### STATED GOAL
Sort through the data and copy the lines holding the word "range".

### TASK MATERIAL
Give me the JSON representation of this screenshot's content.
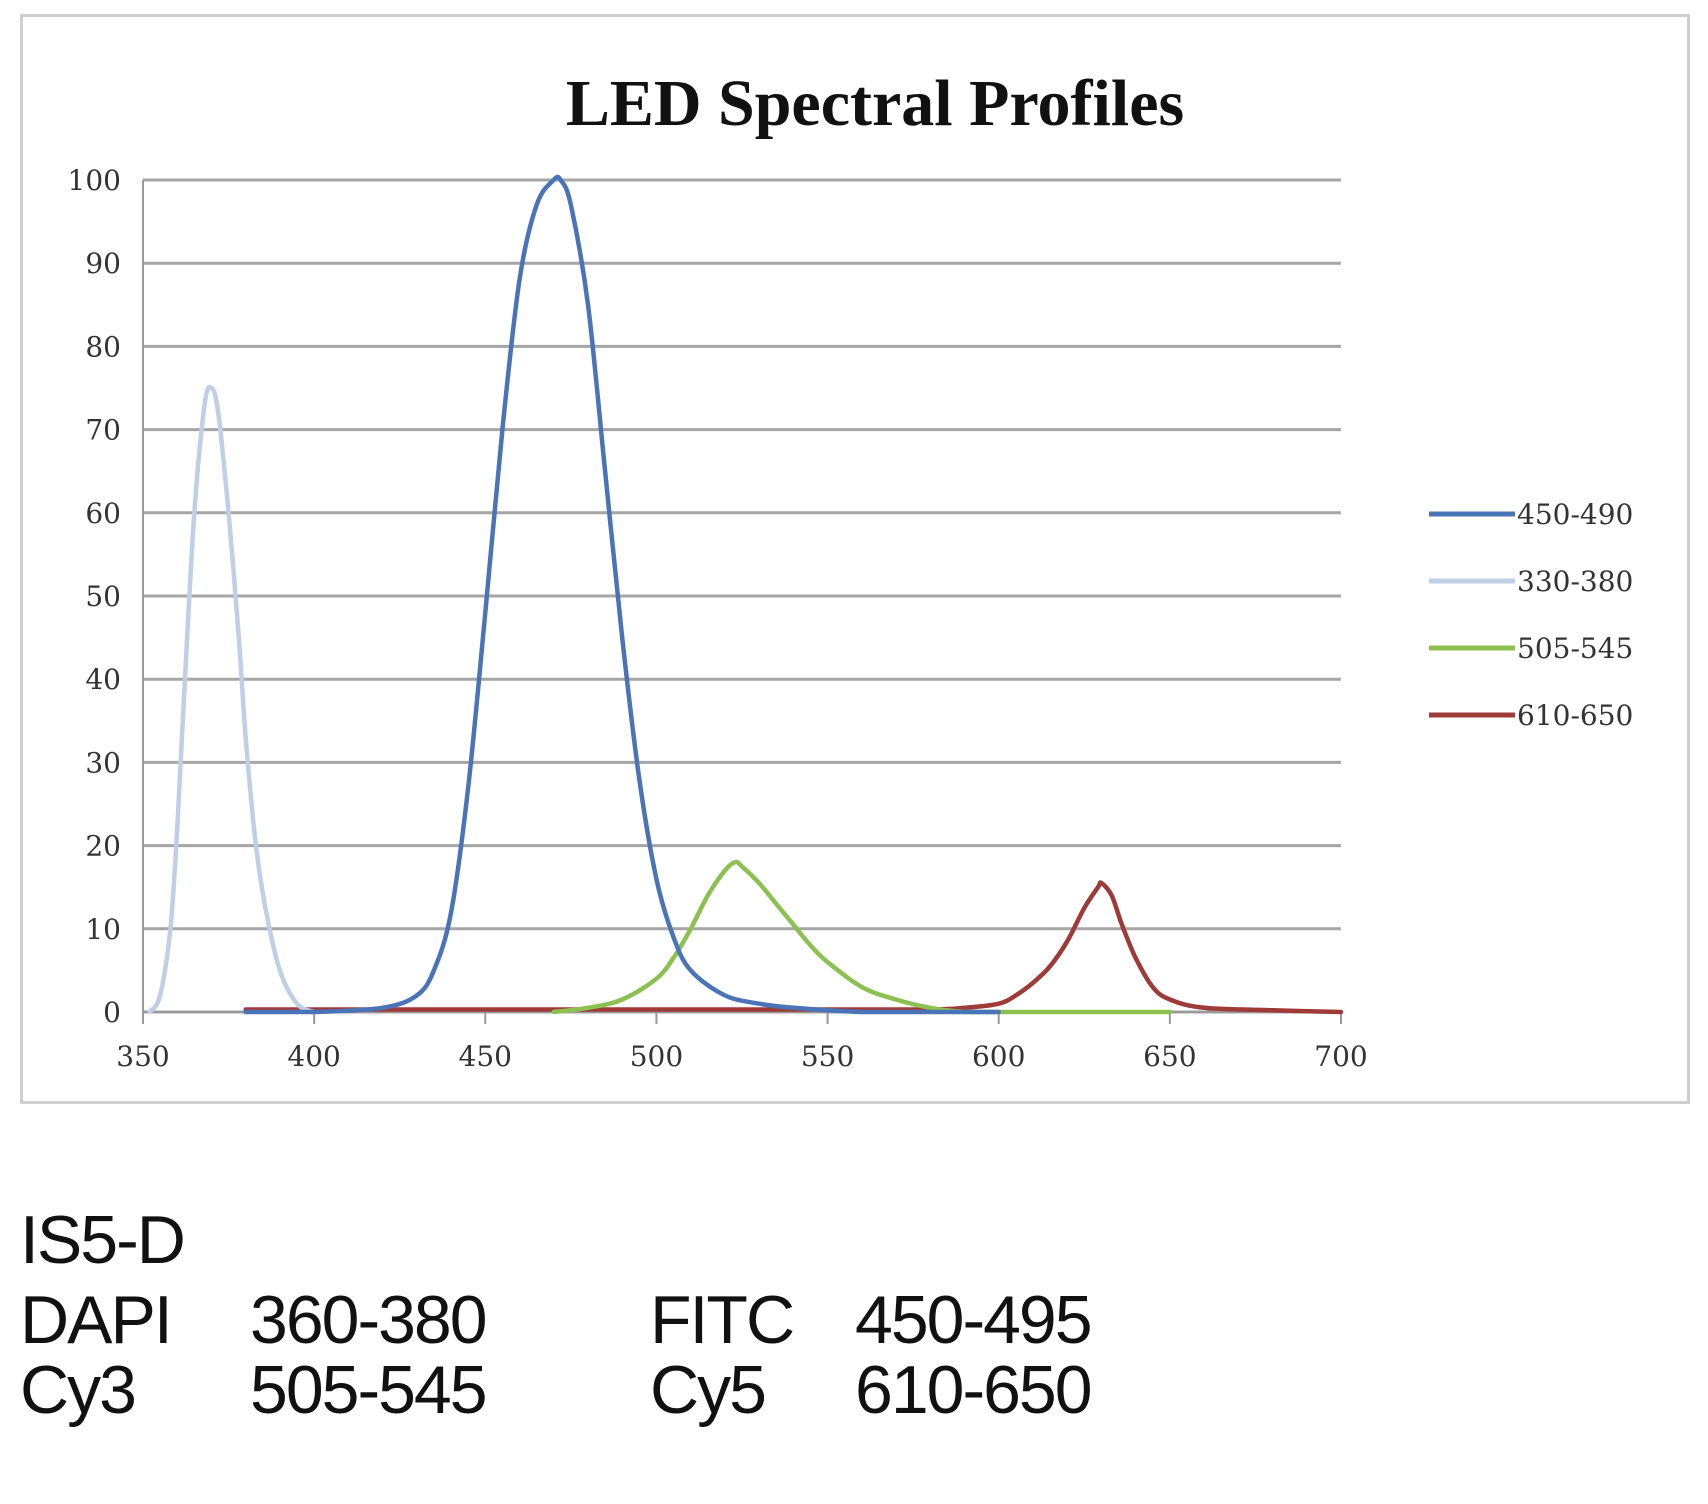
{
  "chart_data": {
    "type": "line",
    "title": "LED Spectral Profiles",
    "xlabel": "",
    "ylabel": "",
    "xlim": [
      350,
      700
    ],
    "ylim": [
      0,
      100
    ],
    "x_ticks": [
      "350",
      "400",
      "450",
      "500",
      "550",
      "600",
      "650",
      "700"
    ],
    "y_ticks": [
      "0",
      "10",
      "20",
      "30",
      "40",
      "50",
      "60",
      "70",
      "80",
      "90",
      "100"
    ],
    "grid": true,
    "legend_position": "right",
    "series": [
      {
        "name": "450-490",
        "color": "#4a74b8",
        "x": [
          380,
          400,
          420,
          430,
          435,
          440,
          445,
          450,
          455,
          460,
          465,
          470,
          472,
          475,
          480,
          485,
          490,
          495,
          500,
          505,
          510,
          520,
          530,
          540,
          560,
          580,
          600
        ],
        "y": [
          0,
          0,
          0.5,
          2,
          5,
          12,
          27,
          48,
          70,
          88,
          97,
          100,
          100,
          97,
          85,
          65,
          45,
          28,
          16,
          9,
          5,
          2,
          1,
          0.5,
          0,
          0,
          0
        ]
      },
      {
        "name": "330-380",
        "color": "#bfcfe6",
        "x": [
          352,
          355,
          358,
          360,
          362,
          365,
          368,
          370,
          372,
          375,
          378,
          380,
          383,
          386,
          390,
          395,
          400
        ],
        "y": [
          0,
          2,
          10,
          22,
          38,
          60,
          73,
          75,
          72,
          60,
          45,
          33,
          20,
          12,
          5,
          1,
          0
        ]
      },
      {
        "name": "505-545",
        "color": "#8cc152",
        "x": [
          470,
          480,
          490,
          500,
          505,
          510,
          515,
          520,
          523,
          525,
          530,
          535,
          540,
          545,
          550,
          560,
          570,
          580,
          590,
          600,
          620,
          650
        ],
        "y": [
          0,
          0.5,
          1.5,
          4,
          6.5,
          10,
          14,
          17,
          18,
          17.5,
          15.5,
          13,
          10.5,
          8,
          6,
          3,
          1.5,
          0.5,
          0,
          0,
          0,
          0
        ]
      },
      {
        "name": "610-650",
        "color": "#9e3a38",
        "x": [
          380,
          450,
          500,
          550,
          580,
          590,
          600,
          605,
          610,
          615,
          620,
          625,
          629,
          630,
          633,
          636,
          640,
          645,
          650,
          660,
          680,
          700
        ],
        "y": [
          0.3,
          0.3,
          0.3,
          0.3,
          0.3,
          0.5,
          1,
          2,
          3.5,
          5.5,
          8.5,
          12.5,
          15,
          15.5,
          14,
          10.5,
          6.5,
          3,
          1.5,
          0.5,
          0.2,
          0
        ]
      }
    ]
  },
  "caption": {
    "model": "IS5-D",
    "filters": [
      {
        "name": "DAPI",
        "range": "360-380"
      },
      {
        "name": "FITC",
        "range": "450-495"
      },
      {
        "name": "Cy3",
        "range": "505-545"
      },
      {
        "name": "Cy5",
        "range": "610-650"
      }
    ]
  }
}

### SOLUTION TO THE PROBLEM
        "range": "360-380"
        "range": "450-495"
        "range": "505-545"
        "range": "610-650"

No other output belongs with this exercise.